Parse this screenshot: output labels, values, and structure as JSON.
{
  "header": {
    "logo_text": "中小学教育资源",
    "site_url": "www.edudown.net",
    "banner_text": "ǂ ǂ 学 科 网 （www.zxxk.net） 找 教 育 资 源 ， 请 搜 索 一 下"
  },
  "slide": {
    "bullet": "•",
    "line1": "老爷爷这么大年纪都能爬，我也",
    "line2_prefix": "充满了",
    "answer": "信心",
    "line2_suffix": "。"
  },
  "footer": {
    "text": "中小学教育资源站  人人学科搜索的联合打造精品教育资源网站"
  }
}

*STATED TASK*.
Set down all of the records shown above once more, exactly.

*RESULT OF THIS EXERCISE*.
Parse this screenshot: output labels, values, and structure as JSON.
{
  "header": {
    "logo_text": "中小学教育资源",
    "site_url": "www.edudown.net",
    "banner_text": "ǂ ǂ 学 科 网 （www.zxxk.net） 找 教 育 资 源 ， 请 搜 索 一 下"
  },
  "slide": {
    "bullet": "•",
    "line1": "老爷爷这么大年纪都能爬，我也",
    "line2_prefix": "充满了",
    "answer": "信心",
    "line2_suffix": "。"
  },
  "footer": {
    "text": "中小学教育资源站  人人学科搜索的联合打造精品教育资源网站"
  }
}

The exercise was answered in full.